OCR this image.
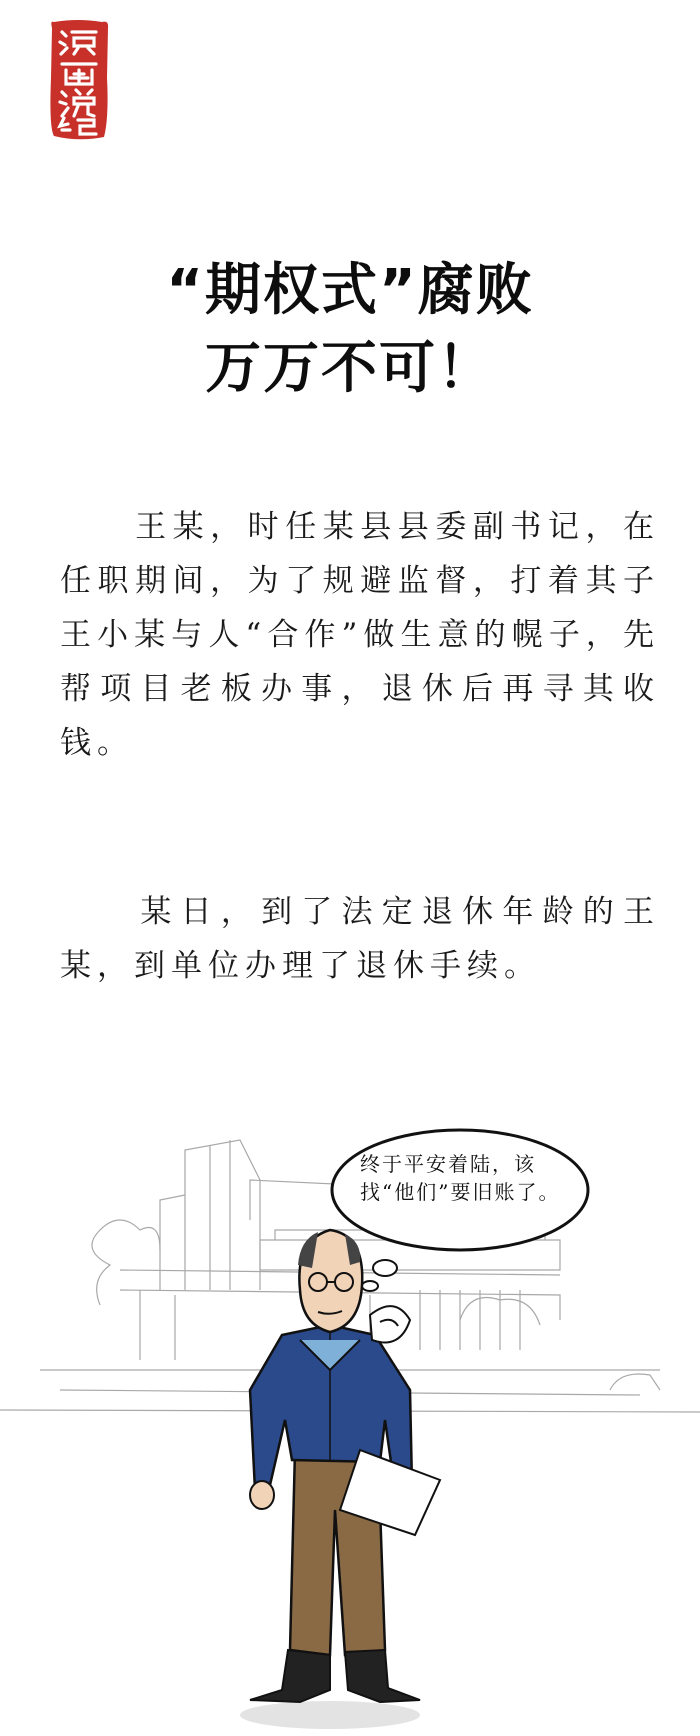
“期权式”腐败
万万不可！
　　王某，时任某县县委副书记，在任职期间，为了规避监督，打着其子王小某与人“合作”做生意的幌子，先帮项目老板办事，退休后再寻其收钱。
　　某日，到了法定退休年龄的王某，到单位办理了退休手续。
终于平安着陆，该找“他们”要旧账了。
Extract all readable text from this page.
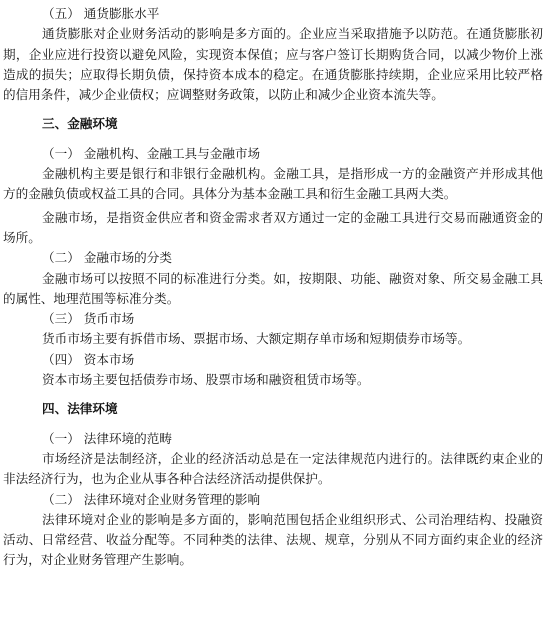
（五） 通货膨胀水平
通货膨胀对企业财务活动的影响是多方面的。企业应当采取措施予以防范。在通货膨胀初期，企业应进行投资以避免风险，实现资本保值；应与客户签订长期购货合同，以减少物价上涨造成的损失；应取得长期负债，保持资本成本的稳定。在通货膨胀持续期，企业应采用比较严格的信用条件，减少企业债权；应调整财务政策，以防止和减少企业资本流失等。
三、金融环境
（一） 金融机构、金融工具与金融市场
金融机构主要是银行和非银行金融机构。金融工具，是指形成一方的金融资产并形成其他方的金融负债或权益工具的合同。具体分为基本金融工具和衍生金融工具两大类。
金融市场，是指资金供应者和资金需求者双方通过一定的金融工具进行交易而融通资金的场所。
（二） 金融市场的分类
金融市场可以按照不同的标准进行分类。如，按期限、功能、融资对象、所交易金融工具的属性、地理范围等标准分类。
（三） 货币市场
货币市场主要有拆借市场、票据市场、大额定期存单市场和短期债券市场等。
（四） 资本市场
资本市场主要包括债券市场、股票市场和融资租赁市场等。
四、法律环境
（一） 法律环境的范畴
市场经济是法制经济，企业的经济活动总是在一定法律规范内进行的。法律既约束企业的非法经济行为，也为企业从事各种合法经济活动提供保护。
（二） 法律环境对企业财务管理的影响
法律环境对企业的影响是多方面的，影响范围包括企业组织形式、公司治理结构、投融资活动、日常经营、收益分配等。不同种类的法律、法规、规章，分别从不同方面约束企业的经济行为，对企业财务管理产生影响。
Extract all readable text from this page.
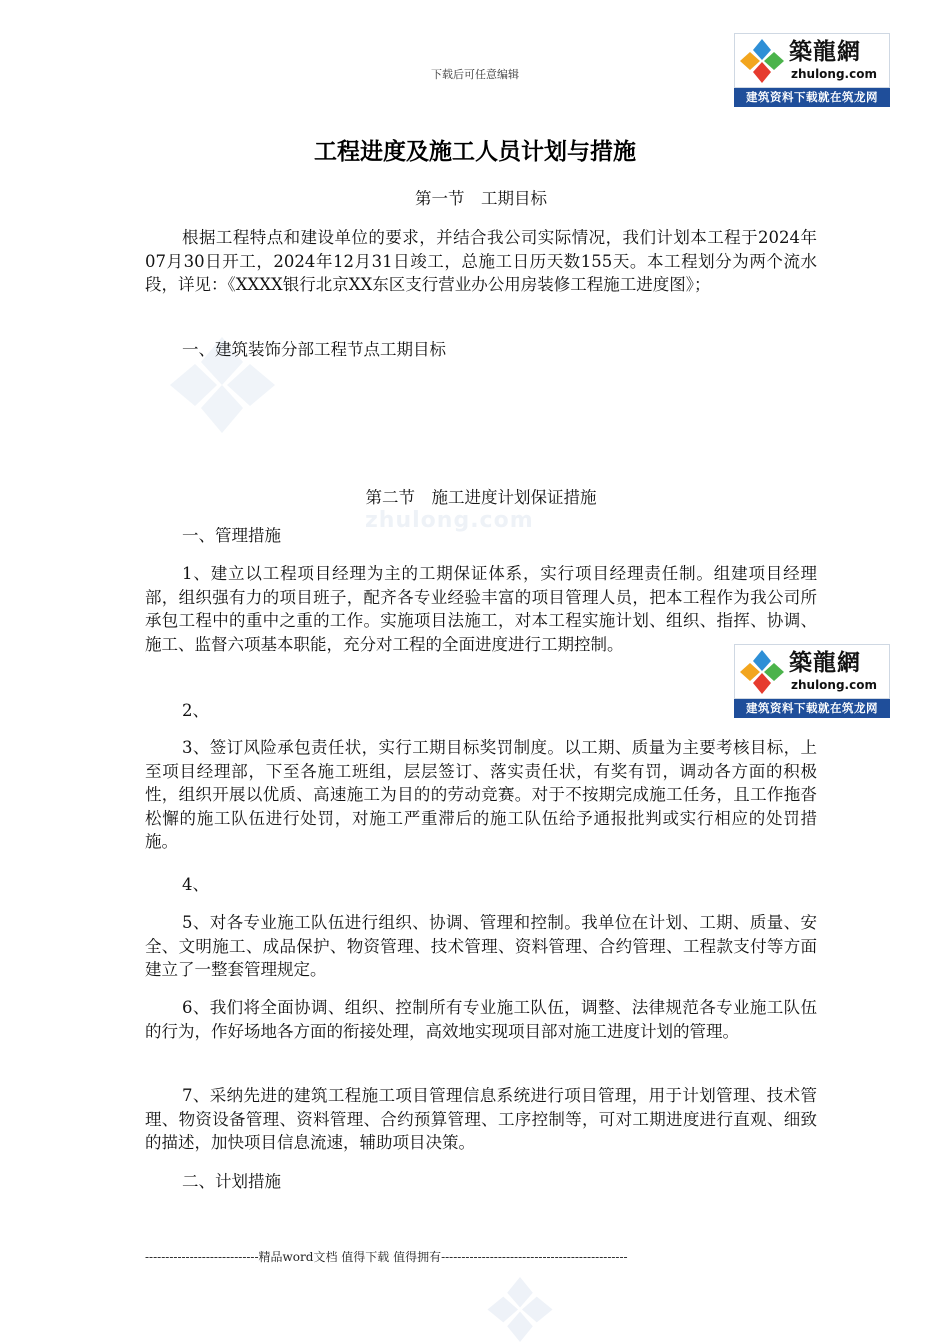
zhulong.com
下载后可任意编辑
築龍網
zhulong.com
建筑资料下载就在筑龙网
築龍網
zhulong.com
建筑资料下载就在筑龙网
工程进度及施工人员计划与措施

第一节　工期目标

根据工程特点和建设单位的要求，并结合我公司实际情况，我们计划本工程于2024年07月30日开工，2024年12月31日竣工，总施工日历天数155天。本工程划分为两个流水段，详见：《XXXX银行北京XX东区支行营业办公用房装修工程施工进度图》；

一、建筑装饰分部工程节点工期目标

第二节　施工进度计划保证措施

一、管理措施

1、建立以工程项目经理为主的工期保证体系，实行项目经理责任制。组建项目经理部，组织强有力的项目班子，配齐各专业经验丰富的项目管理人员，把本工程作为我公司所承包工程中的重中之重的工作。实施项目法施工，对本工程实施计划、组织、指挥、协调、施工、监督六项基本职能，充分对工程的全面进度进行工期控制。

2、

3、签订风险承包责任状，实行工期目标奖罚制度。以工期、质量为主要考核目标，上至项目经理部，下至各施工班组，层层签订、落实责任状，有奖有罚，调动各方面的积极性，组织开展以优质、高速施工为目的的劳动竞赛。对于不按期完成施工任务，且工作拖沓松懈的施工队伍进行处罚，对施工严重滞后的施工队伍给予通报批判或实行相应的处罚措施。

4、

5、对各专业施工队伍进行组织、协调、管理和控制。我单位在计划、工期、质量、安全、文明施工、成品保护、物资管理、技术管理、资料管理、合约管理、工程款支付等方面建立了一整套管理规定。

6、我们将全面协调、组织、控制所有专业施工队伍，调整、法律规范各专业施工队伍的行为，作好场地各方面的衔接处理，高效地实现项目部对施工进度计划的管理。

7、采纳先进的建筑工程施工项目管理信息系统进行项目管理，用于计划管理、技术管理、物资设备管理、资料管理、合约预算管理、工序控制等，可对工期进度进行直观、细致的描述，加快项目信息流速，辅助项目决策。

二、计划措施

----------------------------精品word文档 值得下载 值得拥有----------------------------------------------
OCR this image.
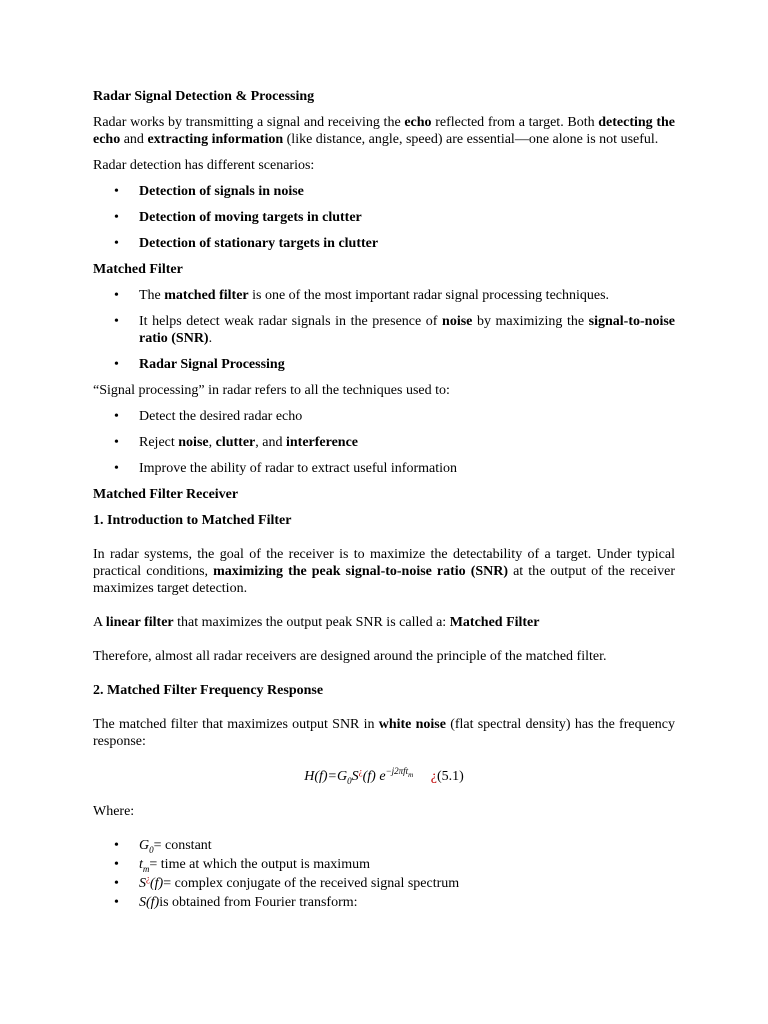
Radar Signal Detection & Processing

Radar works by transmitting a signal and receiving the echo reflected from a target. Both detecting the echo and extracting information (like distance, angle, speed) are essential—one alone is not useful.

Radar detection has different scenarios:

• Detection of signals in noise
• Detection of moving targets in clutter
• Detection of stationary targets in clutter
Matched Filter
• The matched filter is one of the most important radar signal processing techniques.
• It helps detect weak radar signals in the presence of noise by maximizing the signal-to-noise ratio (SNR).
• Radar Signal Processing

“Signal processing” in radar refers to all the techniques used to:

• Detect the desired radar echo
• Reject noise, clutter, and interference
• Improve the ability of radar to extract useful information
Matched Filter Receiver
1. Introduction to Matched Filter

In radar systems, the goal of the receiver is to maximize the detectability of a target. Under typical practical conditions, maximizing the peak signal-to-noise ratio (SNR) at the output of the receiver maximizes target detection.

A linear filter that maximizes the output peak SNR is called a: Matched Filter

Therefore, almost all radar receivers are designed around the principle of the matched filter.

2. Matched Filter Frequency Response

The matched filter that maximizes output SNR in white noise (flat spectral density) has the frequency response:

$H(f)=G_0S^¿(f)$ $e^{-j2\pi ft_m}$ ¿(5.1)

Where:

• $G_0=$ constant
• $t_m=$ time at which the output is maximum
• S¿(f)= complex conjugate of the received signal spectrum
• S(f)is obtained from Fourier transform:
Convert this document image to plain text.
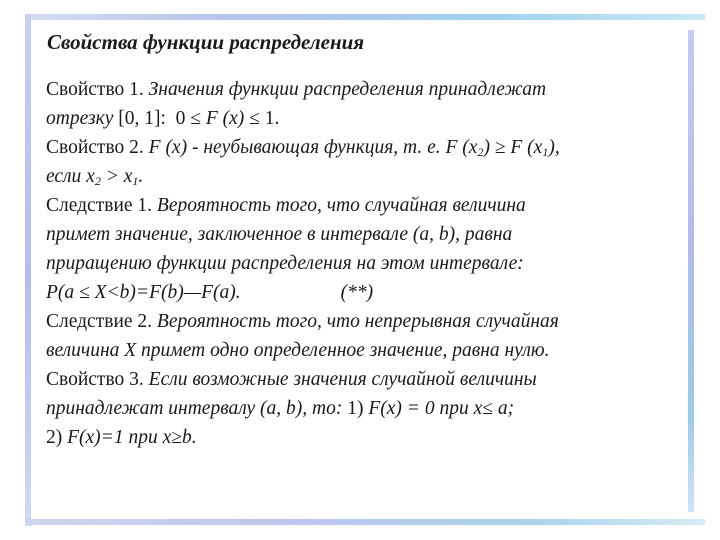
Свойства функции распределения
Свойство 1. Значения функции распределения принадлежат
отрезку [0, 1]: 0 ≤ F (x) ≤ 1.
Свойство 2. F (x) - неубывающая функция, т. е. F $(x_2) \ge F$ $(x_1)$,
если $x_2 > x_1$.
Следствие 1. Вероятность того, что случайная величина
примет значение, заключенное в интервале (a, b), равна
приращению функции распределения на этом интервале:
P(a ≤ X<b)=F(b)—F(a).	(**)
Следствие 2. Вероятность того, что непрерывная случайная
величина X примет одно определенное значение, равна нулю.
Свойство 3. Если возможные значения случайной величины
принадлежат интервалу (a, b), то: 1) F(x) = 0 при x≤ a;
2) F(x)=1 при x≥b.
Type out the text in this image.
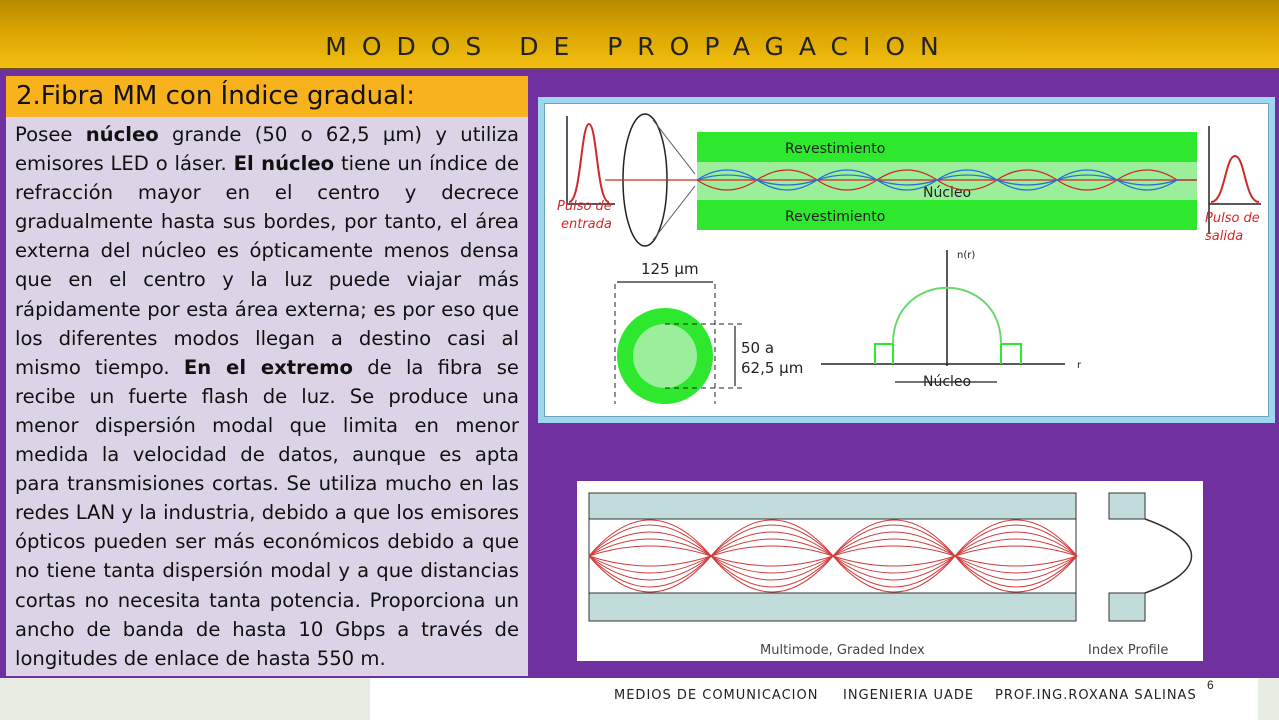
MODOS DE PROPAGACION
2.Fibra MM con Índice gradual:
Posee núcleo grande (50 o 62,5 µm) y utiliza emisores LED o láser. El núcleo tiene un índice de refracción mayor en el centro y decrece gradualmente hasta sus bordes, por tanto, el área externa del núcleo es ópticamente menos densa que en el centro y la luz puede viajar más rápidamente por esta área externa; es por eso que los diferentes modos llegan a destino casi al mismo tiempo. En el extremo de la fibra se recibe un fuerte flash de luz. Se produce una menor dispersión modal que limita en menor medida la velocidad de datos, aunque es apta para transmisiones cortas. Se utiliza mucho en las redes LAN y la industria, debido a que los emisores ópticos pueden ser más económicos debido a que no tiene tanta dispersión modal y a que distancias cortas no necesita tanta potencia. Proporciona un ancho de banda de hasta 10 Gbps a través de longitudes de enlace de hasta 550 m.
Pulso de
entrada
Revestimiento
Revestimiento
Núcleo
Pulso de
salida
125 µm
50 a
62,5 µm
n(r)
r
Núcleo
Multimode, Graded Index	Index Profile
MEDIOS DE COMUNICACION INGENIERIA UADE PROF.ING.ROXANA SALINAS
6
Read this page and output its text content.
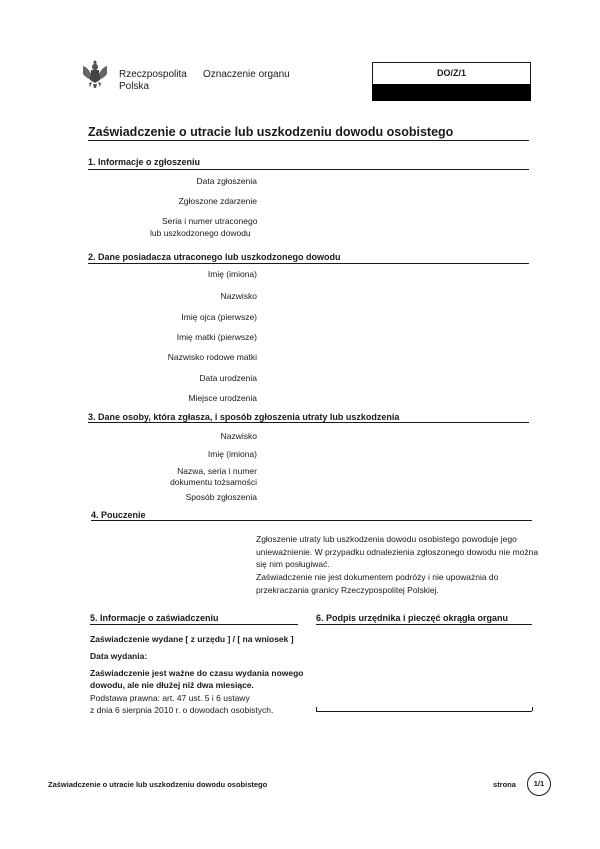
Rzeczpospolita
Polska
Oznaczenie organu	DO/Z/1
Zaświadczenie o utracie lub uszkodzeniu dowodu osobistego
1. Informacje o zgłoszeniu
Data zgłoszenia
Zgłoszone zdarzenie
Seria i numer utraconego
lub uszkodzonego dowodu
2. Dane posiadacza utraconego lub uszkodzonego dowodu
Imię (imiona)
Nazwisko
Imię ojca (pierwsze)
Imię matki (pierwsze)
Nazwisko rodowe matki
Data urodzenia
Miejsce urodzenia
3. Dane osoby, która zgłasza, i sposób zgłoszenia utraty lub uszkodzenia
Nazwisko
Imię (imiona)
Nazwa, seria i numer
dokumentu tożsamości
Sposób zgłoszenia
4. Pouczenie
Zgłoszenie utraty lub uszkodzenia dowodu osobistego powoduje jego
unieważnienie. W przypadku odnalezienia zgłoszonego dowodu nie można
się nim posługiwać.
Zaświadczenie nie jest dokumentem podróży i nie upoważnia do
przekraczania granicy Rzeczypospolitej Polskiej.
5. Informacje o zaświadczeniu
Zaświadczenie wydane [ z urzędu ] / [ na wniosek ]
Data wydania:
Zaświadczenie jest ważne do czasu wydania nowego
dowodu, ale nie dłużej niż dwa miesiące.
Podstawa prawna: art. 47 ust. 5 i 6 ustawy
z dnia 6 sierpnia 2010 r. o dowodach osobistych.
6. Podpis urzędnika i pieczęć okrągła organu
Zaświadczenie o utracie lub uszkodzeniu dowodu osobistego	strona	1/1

____________________

WHAT THE TASK ASKS: Work through the data and report how many of its lines hold the word "zgłoszenia", giving only the figure.

RESPONSE TO THE TASK: 3